## [BRIEF]
Scan the entries for lines with the word "PATIENTS" and copy those lines.

Top of MATERIAL FOR THE TASK

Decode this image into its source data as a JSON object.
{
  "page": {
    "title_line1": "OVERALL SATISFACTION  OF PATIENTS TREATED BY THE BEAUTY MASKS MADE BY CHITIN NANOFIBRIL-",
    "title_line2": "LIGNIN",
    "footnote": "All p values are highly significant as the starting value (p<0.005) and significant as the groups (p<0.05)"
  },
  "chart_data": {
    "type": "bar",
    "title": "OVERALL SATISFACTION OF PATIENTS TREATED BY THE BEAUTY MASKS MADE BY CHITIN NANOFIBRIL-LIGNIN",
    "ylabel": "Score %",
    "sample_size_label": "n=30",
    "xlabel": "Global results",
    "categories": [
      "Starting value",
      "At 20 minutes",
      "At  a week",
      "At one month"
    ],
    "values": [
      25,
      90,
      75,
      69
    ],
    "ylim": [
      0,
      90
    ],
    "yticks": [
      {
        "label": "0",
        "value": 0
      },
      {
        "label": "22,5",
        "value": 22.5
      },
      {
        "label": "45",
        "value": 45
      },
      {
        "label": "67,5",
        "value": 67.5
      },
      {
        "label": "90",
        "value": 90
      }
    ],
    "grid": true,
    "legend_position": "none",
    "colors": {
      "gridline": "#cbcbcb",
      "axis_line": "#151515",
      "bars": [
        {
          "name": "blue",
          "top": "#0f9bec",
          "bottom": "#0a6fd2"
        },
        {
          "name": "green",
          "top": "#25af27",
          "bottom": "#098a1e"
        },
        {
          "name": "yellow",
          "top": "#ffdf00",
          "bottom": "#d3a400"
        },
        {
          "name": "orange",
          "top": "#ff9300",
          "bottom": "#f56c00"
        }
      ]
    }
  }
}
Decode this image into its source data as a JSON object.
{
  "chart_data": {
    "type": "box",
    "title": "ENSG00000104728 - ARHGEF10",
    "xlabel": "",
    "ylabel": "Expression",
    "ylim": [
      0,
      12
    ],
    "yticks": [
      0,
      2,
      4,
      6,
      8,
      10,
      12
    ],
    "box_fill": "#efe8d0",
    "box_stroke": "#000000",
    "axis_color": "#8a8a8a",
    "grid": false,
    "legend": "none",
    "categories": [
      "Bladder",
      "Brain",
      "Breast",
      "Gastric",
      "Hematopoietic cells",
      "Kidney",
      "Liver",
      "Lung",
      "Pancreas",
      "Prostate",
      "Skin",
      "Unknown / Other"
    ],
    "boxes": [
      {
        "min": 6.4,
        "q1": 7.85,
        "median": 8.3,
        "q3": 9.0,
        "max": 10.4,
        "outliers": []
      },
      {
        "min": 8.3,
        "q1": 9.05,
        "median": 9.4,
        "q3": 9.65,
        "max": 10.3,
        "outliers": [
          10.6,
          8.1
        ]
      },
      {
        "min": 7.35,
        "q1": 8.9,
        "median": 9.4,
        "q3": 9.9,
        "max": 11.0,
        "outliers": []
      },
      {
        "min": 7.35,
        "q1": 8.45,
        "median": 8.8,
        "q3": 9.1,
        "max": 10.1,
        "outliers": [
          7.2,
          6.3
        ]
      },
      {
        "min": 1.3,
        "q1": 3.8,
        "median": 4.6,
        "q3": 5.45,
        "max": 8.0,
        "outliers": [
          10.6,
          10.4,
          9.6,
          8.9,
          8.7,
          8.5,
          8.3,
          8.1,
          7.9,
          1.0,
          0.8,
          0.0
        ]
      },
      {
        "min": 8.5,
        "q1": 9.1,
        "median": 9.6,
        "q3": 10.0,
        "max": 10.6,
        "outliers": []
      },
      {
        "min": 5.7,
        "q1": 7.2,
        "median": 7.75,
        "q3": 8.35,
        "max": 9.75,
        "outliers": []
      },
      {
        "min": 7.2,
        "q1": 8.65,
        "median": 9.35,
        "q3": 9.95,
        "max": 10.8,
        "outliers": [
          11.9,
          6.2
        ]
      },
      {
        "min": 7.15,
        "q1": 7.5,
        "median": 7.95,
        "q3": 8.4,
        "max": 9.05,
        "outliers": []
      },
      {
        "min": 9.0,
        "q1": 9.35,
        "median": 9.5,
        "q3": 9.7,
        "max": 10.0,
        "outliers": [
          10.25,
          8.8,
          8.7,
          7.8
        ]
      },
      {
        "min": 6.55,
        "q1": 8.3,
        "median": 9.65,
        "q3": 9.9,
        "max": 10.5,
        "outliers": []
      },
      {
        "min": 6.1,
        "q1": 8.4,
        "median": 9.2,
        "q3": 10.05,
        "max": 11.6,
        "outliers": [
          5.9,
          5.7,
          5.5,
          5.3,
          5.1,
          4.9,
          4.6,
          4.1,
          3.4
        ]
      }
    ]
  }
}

Bottom of MATERIAL FOR THE TASK

## [OUTPUT FOR THIS EXERCISE]
    "title_line1": "OVERALL SATISFACTION  OF PATIENTS TREATED BY THE BEAUTY MASKS MADE BY CHITIN NANOFIBRIL-",
    "title": "OVERALL SATISFACTION OF PATIENTS TREATED BY THE BEAUTY MASKS MADE BY CHITIN NANOFIBRIL-LIGNIN",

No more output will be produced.